## RECORD SET
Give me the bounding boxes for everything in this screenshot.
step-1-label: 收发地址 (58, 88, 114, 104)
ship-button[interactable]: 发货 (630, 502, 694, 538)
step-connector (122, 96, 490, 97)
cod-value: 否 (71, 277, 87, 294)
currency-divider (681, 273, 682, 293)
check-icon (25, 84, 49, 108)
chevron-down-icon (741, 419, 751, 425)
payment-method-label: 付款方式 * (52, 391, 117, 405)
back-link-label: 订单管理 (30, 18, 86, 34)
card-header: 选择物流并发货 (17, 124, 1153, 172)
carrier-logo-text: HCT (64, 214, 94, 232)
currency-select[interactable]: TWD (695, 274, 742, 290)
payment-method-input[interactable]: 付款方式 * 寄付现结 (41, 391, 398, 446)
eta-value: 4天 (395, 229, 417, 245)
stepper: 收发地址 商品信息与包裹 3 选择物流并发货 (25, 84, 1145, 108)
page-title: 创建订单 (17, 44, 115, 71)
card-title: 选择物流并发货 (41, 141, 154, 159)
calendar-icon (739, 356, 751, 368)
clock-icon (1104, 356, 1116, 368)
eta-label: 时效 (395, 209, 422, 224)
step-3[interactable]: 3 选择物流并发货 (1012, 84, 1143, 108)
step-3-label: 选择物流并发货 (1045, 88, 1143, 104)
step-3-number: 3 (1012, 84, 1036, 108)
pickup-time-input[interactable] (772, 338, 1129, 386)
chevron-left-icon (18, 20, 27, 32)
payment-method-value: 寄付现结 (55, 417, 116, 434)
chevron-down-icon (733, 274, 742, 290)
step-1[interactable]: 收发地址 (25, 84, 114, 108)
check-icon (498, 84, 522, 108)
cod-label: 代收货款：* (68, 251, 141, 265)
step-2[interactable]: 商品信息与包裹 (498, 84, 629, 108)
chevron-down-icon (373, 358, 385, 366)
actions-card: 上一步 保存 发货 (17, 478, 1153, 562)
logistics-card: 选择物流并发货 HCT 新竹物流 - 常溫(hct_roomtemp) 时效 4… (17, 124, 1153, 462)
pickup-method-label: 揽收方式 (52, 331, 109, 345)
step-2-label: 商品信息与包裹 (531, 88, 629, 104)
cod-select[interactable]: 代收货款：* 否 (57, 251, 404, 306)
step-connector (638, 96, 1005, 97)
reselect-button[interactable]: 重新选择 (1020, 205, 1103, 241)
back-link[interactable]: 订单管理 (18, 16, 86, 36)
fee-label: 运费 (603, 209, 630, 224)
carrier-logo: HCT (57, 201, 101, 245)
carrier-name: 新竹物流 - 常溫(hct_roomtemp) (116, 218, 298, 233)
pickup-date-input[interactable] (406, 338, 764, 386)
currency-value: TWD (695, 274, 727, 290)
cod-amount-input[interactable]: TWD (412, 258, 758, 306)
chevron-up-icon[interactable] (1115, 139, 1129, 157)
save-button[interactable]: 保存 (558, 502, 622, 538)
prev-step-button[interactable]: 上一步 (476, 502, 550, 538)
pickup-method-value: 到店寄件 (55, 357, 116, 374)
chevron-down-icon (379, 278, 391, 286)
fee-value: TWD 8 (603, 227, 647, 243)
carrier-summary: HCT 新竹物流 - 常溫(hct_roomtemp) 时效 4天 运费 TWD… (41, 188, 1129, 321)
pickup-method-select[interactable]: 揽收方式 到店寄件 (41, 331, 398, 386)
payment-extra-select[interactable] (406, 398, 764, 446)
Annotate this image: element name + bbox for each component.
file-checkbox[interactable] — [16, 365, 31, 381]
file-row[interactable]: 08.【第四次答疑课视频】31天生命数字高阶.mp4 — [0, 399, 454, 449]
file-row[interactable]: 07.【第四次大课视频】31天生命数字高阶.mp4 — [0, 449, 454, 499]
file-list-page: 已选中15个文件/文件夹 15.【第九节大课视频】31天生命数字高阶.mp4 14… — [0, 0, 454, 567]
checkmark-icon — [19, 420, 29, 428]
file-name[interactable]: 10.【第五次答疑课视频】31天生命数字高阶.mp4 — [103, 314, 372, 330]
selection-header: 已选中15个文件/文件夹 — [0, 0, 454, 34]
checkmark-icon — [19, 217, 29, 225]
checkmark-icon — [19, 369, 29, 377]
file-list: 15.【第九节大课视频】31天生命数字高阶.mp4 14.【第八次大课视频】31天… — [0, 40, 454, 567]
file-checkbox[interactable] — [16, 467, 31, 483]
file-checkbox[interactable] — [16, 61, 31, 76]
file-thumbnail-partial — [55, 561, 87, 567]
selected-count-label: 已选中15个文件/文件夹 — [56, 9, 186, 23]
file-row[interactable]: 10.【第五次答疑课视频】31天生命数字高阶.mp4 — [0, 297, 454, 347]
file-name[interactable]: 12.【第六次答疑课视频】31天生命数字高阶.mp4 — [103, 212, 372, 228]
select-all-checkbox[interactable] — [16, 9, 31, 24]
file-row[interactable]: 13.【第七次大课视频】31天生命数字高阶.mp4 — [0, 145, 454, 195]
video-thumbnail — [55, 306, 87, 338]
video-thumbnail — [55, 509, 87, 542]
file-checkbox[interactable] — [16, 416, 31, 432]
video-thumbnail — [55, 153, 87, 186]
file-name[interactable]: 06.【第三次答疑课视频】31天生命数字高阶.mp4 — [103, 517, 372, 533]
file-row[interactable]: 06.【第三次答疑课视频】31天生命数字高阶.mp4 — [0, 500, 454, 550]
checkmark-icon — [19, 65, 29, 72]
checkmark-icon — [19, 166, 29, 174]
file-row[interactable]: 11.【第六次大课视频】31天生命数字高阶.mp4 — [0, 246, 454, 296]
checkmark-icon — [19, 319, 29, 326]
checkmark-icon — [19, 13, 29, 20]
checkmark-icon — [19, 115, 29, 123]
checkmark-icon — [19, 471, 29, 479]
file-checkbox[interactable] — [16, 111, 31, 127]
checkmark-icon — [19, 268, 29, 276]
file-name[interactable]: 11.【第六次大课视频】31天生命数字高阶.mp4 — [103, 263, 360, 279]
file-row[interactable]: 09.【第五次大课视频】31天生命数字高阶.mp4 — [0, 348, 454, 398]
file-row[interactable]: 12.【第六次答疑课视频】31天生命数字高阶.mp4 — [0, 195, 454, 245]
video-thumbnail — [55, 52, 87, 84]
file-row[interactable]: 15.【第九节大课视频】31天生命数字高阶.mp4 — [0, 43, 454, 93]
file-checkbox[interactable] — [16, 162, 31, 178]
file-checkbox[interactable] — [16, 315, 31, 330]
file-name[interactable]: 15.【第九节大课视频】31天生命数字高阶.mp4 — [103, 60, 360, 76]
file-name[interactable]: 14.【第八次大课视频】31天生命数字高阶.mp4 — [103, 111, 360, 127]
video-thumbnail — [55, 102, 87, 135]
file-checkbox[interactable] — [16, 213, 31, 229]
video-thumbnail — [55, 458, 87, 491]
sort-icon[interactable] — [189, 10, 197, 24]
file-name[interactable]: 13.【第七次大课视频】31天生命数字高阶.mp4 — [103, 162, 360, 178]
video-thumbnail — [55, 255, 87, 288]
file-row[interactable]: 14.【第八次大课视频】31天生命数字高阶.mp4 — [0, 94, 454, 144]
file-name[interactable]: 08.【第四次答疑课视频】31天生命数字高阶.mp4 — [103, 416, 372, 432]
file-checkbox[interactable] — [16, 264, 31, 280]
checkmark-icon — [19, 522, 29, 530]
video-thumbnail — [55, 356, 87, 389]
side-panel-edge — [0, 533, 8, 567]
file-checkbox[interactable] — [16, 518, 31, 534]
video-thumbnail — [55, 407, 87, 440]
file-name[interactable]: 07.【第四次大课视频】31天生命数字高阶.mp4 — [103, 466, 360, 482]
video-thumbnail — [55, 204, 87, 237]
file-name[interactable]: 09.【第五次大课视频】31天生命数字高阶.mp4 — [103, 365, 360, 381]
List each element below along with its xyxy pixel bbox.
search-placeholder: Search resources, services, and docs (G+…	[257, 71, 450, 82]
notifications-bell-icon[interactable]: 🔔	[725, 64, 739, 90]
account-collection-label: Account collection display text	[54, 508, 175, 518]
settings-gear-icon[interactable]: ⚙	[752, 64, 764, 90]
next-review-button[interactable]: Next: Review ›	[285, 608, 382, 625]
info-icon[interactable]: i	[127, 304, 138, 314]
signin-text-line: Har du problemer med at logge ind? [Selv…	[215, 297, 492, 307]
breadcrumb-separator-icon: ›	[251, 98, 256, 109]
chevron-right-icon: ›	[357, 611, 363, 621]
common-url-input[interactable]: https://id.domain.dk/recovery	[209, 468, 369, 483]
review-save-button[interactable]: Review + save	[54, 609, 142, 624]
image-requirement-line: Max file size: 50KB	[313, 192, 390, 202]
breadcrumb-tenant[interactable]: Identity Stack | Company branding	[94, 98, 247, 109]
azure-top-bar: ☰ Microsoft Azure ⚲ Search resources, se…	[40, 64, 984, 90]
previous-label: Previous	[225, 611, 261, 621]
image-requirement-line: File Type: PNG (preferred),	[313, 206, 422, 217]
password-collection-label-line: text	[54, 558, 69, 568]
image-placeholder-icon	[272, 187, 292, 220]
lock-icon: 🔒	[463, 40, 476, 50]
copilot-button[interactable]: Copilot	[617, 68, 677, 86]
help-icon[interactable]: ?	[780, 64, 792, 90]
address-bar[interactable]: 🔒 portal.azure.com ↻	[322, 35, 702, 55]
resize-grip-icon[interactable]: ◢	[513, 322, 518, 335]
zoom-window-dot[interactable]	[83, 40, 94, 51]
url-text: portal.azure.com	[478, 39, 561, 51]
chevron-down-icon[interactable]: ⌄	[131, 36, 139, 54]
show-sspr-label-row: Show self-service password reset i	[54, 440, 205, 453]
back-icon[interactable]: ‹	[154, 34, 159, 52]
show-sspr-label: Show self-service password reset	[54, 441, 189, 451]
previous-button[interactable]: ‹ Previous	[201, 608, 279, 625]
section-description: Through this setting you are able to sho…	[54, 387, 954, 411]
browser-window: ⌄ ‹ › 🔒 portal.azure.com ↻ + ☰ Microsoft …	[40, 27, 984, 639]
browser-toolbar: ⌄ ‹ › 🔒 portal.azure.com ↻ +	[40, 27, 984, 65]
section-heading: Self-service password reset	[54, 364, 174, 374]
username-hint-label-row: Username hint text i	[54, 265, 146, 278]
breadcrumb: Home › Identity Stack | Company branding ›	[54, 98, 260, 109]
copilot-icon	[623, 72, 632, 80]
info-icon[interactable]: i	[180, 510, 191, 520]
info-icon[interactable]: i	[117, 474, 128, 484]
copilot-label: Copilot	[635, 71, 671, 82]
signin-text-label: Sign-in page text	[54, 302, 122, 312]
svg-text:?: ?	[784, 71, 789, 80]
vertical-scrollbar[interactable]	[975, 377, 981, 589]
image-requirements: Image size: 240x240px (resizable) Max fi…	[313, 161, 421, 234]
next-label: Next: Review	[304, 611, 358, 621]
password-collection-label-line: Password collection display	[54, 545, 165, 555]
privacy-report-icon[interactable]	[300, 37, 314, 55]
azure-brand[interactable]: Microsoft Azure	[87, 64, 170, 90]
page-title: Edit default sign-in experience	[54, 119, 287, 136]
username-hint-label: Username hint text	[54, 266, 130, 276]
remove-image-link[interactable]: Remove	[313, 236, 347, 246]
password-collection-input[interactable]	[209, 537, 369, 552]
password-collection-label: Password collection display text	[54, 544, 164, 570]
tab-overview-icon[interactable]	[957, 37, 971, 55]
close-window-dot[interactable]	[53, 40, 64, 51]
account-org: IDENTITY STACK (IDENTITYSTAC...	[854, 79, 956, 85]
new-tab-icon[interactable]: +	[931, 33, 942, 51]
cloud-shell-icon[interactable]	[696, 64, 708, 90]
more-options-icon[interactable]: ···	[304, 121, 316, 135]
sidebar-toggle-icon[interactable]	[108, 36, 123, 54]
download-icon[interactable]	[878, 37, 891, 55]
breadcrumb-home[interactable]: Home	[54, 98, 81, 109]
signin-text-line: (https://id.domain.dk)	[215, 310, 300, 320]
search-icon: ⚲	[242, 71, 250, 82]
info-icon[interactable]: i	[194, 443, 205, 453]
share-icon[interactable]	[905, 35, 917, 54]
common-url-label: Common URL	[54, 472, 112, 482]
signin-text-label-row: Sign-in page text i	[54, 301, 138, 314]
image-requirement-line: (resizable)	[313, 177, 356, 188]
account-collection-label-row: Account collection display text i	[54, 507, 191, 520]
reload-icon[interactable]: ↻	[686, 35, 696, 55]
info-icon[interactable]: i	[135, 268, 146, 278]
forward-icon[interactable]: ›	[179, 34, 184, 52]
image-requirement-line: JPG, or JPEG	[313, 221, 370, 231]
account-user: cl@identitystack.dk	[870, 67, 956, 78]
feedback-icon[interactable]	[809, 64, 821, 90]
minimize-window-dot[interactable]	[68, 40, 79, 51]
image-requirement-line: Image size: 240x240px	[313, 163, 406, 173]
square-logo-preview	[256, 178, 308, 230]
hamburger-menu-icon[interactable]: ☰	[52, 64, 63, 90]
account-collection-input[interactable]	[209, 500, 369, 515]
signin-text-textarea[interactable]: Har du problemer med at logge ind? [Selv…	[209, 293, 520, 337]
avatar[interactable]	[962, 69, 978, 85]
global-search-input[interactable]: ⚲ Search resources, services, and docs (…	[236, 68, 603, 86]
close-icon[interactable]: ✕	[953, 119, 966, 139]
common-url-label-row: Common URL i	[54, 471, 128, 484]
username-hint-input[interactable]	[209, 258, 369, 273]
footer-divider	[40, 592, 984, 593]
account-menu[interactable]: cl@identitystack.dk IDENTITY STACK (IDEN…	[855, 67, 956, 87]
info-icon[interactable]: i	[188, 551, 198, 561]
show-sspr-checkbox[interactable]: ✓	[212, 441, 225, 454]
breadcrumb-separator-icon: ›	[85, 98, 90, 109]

## EXERCISE PROMPT
Format the entries from the first line up to and including the line containing "payment-method-label: 付款方式 *" as a Markdown table. Use two columns, Row for a running number and Entry for the line itself, and leave out any blank lines.

## CORRECT RESPONSE
| Row | Entry |
|---|---|
| 1 | Give me the bounding boxes for everything in this screenshot. |
| 2 | step-1-label: 收发地址 (58, 88, 114, 104) |
| 3 | ship-button[interactable]: 发货 (630, 502, 694, 538) |
| 4 | step-connector (122, 96, 490, 97) |
| 5 | cod-value: 否 (71, 277, 87, 294) |
| 6 | currency-divider (681, 273, 682, 293) |
| 7 | check-icon (25, 84, 49, 108) |
| 8 | chevron-down-icon (741, 419, 751, 425) |
| 9 | payment-method-label: 付款方式 * (52, 391, 117, 405) |